_The task_
Quote the listing below in its entirety.

_Records shown_
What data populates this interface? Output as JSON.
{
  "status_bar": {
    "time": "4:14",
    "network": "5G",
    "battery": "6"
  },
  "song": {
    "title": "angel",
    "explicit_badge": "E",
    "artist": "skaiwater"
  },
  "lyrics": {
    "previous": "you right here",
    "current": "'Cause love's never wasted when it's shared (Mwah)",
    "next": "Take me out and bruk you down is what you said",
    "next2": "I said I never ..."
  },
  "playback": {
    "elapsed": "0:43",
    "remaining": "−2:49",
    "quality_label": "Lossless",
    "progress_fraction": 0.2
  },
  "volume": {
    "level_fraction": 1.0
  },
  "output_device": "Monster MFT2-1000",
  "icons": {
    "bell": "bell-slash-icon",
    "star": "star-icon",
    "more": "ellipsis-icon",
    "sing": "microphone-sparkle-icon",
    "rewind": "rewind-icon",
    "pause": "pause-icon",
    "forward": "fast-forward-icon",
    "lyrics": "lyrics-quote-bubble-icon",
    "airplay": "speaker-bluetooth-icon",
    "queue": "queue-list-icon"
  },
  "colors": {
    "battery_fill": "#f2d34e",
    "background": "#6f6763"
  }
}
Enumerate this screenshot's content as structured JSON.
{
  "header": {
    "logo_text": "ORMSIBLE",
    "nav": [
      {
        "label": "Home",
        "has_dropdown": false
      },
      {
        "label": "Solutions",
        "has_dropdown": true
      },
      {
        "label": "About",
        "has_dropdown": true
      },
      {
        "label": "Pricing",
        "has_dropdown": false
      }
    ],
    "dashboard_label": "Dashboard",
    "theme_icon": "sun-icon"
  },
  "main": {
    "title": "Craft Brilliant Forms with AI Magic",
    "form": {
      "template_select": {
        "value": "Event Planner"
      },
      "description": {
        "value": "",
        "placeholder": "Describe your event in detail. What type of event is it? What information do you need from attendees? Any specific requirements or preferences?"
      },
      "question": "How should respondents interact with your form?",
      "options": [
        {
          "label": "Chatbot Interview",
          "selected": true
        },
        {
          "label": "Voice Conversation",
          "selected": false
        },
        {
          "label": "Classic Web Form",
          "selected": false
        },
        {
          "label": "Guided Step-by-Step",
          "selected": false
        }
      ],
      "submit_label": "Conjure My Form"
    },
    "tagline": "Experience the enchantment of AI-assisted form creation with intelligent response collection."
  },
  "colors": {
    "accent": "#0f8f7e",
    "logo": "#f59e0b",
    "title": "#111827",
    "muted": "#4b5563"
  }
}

_Complete response_
What data populates this interface? Output as JSON.
{
  "status_bar": {
    "time": "4:14",
    "network": "5G",
    "battery": "6"
  },
  "song": {
    "title": "angel",
    "explicit_badge": "E",
    "artist": "skaiwater"
  },
  "lyrics": {
    "previous": "you right here",
    "current": "'Cause love's never wasted when it's shared (Mwah)",
    "next": "Take me out and bruk you down is what you said",
    "next2": "I said I never ..."
  },
  "playback": {
    "elapsed": "0:43",
    "remaining": "−2:49",
    "quality_label": "Lossless",
    "progress_fraction": 0.2
  },
  "volume": {
    "level_fraction": 1.0
  },
  "output_device": "Monster MFT2-1000",
  "icons": {
    "bell": "bell-slash-icon",
    "star": "star-icon",
    "more": "ellipsis-icon",
    "sing": "microphone-sparkle-icon",
    "rewind": "rewind-icon",
    "pause": "pause-icon",
    "forward": "fast-forward-icon",
    "lyrics": "lyrics-quote-bubble-icon",
    "airplay": "speaker-bluetooth-icon",
    "queue": "queue-list-icon"
  },
  "colors": {
    "battery_fill": "#f2d34e",
    "background": "#6f6763"
  }
}
Enumerate this screenshot's content as structured JSON.
{
  "header": {
    "logo_text": "ORMSIBLE",
    "nav": [
      {
        "label": "Home",
        "has_dropdown": false
      },
      {
        "label": "Solutions",
        "has_dropdown": true
      },
      {
        "label": "About",
        "has_dropdown": true
      },
      {
        "label": "Pricing",
        "has_dropdown": false
      }
    ],
    "dashboard_label": "Dashboard",
    "theme_icon": "sun-icon"
  },
  "main": {
    "title": "Craft Brilliant Forms with AI Magic",
    "form": {
      "template_select": {
        "value": "Event Planner"
      },
      "description": {
        "value": "",
        "placeholder": "Describe your event in detail. What type of event is it? What information do you need from attendees? Any specific requirements or preferences?"
      },
      "question": "How should respondents interact with your form?",
      "options": [
        {
          "label": "Chatbot Interview",
          "selected": true
        },
        {
          "label": "Voice Conversation",
          "selected": false
        },
        {
          "label": "Classic Web Form",
          "selected": false
        },
        {
          "label": "Guided Step-by-Step",
          "selected": false
        }
      ],
      "submit_label": "Conjure My Form"
    },
    "tagline": "Experience the enchantment of AI-assisted form creation with intelligent response collection."
  },
  "colors": {
    "accent": "#0f8f7e",
    "logo": "#f59e0b",
    "title": "#111827",
    "muted": "#4b5563"
  }
}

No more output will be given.